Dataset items
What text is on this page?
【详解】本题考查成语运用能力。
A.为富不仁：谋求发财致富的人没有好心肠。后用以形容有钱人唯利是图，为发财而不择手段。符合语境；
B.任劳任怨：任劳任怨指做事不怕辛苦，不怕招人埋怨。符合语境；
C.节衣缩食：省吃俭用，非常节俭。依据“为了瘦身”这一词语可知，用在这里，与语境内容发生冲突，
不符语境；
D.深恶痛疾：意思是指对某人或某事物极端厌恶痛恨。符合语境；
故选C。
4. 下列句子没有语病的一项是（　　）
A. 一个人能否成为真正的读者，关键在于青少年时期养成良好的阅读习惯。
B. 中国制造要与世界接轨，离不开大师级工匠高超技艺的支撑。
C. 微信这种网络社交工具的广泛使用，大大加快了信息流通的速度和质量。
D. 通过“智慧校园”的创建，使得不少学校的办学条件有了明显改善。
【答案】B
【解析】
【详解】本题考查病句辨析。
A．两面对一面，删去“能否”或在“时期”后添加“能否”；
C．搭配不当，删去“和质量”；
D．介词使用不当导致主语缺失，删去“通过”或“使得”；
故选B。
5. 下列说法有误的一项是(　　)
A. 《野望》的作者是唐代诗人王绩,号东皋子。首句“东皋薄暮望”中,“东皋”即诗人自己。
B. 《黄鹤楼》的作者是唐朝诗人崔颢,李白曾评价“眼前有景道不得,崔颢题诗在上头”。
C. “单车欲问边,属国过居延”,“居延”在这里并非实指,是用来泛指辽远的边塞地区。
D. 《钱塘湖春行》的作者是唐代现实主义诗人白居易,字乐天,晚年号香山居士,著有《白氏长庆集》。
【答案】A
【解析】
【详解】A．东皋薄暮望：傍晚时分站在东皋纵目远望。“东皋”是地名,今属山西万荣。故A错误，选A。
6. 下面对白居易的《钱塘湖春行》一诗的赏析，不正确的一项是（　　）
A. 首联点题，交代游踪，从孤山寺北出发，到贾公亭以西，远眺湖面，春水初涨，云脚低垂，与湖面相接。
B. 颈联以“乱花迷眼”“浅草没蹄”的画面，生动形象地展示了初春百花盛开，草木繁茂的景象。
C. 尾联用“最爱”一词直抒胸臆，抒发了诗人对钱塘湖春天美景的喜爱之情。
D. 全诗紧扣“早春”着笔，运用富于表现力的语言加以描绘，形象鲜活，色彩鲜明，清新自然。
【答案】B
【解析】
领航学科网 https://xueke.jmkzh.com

**What is asked:** Write each line above out exactly.

**Solution for this problem:**
What text is on this page?
【详解】本题考查成语运用能力。
A.为富不仁：谋求发财致富的人没有好心肠。后用以形容有钱人唯利是图，为发财而不择手段。符合语境；
B.任劳任怨：任劳任怨指做事不怕辛苦，不怕招人埋怨。符合语境；
C.节衣缩食：省吃俭用，非常节俭。依据“为了瘦身”这一词语可知，用在这里，与语境内容发生冲突，
不符语境；
D.深恶痛疾：意思是指对某人或某事物极端厌恶痛恨。符合语境；
故选C。
4. 下列句子没有语病的一项是（　　）
A. 一个人能否成为真正的读者，关键在于青少年时期养成良好的阅读习惯。
B. 中国制造要与世界接轨，离不开大师级工匠高超技艺的支撑。
C. 微信这种网络社交工具的广泛使用，大大加快了信息流通的速度和质量。
D. 通过“智慧校园”的创建，使得不少学校的办学条件有了明显改善。
【答案】B
【解析】
【详解】本题考查病句辨析。
A．两面对一面，删去“能否”或在“时期”后添加“能否”；
C．搭配不当，删去“和质量”；
D．介词使用不当导致主语缺失，删去“通过”或“使得”；
故选B。
5. 下列说法有误的一项是(　　)
A. 《野望》的作者是唐代诗人王绩,号东皋子。首句“东皋薄暮望”中,“东皋”即诗人自己。
B. 《黄鹤楼》的作者是唐朝诗人崔颢,李白曾评价“眼前有景道不得,崔颢题诗在上头”。
C. “单车欲问边,属国过居延”,“居延”在这里并非实指,是用来泛指辽远的边塞地区。
D. 《钱塘湖春行》的作者是唐代现实主义诗人白居易,字乐天,晚年号香山居士,著有《白氏长庆集》。
【答案】A
【解析】
【详解】A．东皋薄暮望：傍晚时分站在东皋纵目远望。“东皋”是地名,今属山西万荣。故A错误，选A。
6. 下面对白居易的《钱塘湖春行》一诗的赏析，不正确的一项是（　　）
A. 首联点题，交代游踪，从孤山寺北出发，到贾公亭以西，远眺湖面，春水初涨，云脚低垂，与湖面相接。
B. 颈联以“乱花迷眼”“浅草没蹄”的画面，生动形象地展示了初春百花盛开，草木繁茂的景象。
C. 尾联用“最爱”一词直抒胸臆，抒发了诗人对钱塘湖春天美景的喜爱之情。
D. 全诗紧扣“早春”着笔，运用富于表现力的语言加以描绘，形象鲜活，色彩鲜明，清新自然。
【答案】B
【解析】
领航学科网 https://xueke.jmkzh.com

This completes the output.